_Direction:_ Output every line below without omitting or altering anything.

_Working data:_
===============

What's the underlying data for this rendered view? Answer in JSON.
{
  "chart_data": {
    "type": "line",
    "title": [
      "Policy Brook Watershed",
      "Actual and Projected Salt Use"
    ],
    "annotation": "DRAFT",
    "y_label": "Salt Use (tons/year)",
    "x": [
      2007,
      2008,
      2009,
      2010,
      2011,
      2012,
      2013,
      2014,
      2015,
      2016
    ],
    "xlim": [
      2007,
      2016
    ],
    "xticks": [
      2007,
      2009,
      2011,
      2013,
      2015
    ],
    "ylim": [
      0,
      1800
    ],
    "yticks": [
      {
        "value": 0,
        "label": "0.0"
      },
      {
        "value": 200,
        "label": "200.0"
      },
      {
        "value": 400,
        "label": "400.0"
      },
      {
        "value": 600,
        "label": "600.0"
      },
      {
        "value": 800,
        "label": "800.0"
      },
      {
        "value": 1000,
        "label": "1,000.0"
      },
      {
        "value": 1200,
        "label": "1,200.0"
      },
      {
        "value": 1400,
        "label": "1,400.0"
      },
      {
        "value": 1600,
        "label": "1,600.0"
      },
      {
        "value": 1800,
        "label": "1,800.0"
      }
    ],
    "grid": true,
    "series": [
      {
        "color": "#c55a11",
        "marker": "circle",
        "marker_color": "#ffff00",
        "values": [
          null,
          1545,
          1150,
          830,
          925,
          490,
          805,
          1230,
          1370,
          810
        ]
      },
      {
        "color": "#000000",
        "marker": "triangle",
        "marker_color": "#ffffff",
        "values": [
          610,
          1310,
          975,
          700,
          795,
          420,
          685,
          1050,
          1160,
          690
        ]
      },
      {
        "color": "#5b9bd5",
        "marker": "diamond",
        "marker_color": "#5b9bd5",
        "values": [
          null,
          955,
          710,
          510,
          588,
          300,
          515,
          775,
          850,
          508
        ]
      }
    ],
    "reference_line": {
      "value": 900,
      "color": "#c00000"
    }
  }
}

===============

_Solved problem:_
What's the underlying data for this rendered view? Answer in JSON.
{
  "chart_data": {
    "type": "line",
    "title": [
      "Policy Brook Watershed",
      "Actual and Projected Salt Use"
    ],
    "annotation": "DRAFT",
    "y_label": "Salt Use (tons/year)",
    "x": [
      2007,
      2008,
      2009,
      2010,
      2011,
      2012,
      2013,
      2014,
      2015,
      2016
    ],
    "xlim": [
      2007,
      2016
    ],
    "xticks": [
      2007,
      2009,
      2011,
      2013,
      2015
    ],
    "ylim": [
      0,
      1800
    ],
    "yticks": [
      {
        "value": 0,
        "label": "0.0"
      },
      {
        "value": 200,
        "label": "200.0"
      },
      {
        "value": 400,
        "label": "400.0"
      },
      {
        "value": 600,
        "label": "600.0"
      },
      {
        "value": 800,
        "label": "800.0"
      },
      {
        "value": 1000,
        "label": "1,000.0"
      },
      {
        "value": 1200,
        "label": "1,200.0"
      },
      {
        "value": 1400,
        "label": "1,400.0"
      },
      {
        "value": 1600,
        "label": "1,600.0"
      },
      {
        "value": 1800,
        "label": "1,800.0"
      }
    ],
    "grid": true,
    "series": [
      {
        "color": "#c55a11",
        "marker": "circle",
        "marker_color": "#ffff00",
        "values": [
          null,
          1545,
          1150,
          830,
          925,
          490,
          805,
          1230,
          1370,
          810
        ]
      },
      {
        "color": "#000000",
        "marker": "triangle",
        "marker_color": "#ffffff",
        "values": [
          610,
          1310,
          975,
          700,
          795,
          420,
          685,
          1050,
          1160,
          690
        ]
      },
      {
        "color": "#5b9bd5",
        "marker": "diamond",
        "marker_color": "#5b9bd5",
        "values": [
          null,
          955,
          710,
          510,
          588,
          300,
          515,
          775,
          850,
          508
        ]
      }
    ],
    "reference_line": {
      "value": 900,
      "color": "#c00000"
    }
  }
}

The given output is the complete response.